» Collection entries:

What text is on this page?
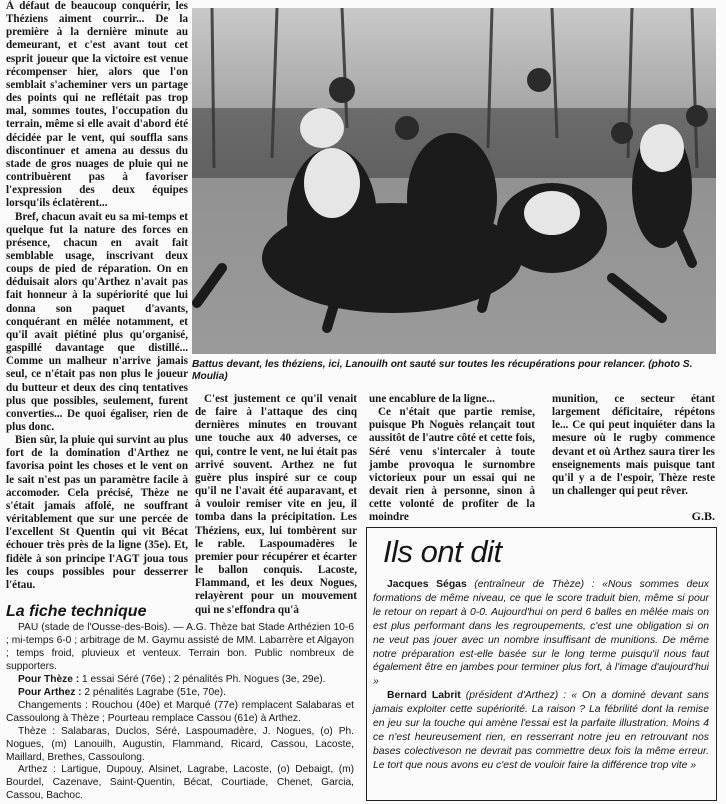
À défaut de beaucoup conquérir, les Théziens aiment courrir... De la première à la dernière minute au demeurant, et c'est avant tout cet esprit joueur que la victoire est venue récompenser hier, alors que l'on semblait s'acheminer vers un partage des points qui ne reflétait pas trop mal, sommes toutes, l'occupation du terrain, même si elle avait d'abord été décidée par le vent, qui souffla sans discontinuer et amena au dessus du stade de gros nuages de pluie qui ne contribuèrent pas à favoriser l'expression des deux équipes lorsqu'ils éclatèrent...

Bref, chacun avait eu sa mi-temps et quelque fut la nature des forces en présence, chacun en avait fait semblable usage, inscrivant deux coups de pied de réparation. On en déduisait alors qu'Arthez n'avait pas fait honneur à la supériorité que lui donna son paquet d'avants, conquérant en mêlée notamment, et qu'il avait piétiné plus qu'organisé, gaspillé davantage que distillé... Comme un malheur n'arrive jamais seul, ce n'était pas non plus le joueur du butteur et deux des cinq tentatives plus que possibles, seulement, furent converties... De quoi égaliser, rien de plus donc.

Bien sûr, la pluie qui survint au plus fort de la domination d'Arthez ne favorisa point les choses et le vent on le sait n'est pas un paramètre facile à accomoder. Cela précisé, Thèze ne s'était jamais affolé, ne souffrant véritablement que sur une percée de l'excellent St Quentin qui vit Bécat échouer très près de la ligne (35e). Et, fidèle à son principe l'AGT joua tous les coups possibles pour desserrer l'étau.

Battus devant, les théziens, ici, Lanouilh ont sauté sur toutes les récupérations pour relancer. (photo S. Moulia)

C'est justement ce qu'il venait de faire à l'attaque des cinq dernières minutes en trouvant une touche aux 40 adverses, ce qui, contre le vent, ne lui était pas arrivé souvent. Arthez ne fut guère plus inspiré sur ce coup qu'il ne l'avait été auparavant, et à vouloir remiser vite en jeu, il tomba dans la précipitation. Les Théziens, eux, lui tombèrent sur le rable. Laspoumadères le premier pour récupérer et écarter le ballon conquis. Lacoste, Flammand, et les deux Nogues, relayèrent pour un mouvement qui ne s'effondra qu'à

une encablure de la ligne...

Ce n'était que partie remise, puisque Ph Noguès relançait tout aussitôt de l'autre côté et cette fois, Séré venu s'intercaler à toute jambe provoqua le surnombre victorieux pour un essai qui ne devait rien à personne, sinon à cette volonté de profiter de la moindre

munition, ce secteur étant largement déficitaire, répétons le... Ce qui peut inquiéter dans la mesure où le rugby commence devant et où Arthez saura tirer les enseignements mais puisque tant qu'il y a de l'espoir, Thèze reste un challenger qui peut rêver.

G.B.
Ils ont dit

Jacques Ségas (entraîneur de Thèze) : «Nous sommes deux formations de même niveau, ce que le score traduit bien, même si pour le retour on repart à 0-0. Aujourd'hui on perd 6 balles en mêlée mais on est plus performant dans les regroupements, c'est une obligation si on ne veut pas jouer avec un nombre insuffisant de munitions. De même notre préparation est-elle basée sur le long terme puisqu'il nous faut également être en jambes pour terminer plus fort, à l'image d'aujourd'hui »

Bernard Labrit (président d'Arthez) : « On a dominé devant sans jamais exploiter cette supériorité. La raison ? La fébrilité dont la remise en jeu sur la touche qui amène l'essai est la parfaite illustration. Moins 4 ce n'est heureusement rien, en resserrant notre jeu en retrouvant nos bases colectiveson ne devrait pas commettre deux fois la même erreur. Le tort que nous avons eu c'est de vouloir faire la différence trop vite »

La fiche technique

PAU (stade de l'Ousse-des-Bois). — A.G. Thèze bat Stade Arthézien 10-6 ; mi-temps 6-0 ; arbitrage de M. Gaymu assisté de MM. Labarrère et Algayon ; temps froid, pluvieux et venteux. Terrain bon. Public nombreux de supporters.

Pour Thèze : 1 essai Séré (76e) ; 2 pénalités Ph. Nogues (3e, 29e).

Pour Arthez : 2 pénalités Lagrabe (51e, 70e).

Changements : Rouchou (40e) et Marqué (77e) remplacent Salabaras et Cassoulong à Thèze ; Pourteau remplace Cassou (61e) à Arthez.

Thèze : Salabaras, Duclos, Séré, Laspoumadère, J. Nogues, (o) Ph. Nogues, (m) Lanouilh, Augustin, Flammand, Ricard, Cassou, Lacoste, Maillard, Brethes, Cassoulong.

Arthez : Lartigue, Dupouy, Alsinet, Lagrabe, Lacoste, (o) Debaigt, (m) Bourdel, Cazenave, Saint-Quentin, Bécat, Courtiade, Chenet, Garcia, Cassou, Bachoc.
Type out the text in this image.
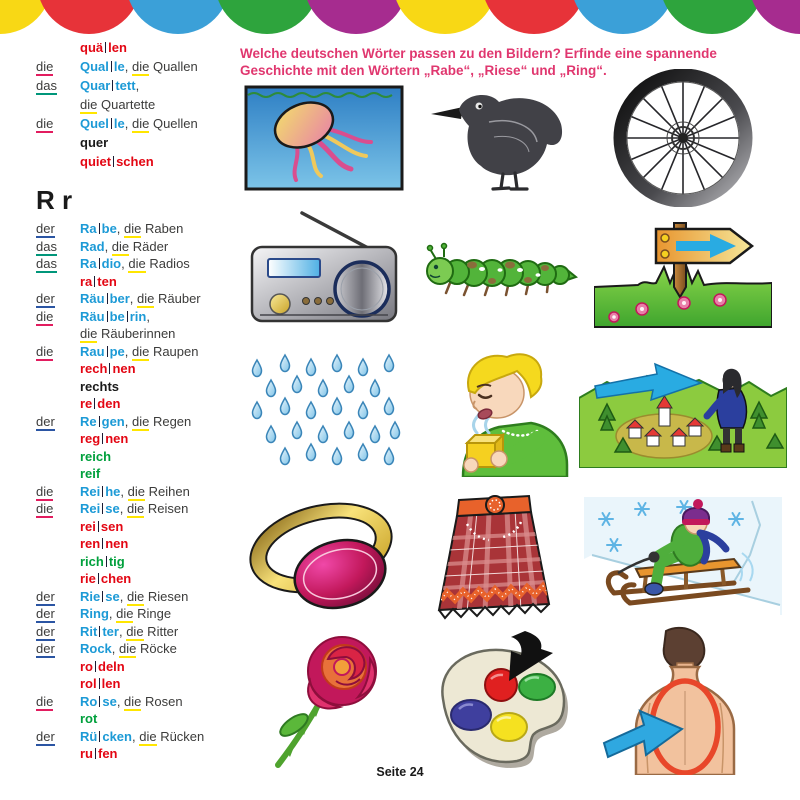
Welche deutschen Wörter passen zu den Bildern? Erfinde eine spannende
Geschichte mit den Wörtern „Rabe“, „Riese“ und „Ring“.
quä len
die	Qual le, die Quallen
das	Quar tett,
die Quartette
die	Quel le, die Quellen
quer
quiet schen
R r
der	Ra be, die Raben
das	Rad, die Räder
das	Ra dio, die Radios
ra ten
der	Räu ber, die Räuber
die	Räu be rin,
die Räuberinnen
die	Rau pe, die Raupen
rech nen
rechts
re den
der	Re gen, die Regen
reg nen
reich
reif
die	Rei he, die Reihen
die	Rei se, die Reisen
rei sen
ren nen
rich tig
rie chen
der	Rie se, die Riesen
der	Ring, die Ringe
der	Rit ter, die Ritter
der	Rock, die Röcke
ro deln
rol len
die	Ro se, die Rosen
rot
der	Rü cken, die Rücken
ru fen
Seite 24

» Your task: Only the lines from the line bearing "Type out the text in this image." to the end of the listing above, both inclusive, should be extracted verbatim; the pictures are excluded.

» Output of the task:
Type out the text in this image.
Welche deutschen Wörter passen zu den Bildern? Erfinde eine spannende
Geschichte mit den Wörtern „Rabe“, „Riese“ und „Ring“.
quä len
die	Qual le, die Quallen
das	Quar tett,
die Quartette
die	Quel le, die Quellen
quer
quiet schen
R r
der	Ra be, die Raben
das	Rad, die Räder
das	Ra dio, die Radios
ra ten
der	Räu ber, die Räuber
die	Räu be rin,
die Räuberinnen
die	Rau pe, die Raupen
rech nen
rechts
re den
der	Re gen, die Regen
reg nen
reich
reif
die	Rei he, die Reihen
die	Rei se, die Reisen
rei sen
ren nen
rich tig
rie chen
der	Rie se, die Riesen
der	Ring, die Ringe
der	Rit ter, die Ritter
der	Rock, die Röcke
ro deln
rol len
die	Ro se, die Rosen
rot
der	Rü cken, die Rücken
ru fen
Seite 24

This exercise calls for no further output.